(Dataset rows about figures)
════════

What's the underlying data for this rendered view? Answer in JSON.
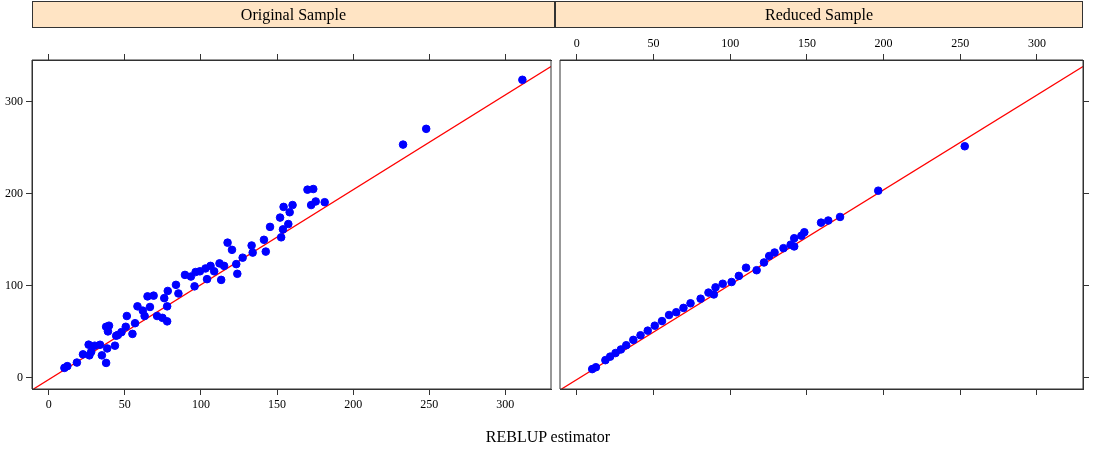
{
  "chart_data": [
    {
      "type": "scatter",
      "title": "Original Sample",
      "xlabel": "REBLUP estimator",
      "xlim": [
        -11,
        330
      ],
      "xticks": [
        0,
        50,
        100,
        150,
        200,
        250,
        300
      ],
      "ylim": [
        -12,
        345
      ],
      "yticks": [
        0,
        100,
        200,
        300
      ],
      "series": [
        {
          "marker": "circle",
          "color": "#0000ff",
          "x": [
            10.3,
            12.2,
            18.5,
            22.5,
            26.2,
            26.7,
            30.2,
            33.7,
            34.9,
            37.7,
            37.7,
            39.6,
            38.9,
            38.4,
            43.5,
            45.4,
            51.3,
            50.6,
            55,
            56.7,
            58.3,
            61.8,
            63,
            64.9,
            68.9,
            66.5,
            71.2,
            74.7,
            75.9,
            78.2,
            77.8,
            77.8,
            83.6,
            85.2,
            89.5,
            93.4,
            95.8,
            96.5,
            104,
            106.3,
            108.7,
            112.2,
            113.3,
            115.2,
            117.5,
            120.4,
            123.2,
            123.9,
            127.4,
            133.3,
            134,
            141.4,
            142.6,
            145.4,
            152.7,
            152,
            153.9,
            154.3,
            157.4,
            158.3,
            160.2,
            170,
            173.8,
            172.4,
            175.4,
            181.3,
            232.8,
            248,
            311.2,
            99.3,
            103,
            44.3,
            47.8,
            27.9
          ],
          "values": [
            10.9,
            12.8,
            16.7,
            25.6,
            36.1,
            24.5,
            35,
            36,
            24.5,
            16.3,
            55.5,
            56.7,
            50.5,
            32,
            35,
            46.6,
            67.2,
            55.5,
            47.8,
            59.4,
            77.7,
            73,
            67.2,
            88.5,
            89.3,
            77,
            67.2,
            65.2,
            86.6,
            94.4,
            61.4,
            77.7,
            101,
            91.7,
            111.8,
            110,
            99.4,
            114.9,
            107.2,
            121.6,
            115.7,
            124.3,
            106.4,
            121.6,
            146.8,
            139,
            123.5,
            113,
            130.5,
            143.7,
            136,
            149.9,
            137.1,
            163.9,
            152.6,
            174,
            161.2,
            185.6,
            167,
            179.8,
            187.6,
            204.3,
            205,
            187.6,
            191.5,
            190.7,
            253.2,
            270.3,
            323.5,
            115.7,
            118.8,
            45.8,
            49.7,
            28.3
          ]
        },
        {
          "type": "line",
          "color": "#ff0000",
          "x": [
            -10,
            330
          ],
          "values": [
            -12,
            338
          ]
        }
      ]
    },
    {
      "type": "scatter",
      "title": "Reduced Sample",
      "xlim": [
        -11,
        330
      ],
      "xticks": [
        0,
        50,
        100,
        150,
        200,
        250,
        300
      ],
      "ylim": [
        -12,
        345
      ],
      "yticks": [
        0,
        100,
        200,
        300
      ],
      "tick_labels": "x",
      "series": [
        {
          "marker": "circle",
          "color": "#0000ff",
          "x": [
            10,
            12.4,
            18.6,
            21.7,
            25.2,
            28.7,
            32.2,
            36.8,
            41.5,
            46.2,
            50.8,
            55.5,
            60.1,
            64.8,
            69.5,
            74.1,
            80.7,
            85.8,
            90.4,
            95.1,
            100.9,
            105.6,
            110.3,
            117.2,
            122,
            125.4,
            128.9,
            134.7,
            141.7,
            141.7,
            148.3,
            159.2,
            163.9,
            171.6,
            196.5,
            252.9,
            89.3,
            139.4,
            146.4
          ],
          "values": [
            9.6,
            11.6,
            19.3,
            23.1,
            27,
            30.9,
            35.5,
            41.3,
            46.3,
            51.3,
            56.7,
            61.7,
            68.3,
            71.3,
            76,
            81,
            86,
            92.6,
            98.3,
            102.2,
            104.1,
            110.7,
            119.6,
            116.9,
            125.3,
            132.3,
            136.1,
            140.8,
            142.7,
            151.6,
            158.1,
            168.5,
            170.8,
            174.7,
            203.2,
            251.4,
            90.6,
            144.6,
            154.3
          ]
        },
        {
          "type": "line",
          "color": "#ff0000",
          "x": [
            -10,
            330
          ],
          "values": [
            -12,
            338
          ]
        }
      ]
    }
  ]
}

════════

• [SET EXERCISE]:
State the count of lines holding the string "title" in the listing above, and nothing else.

• [RESPONSE]:
2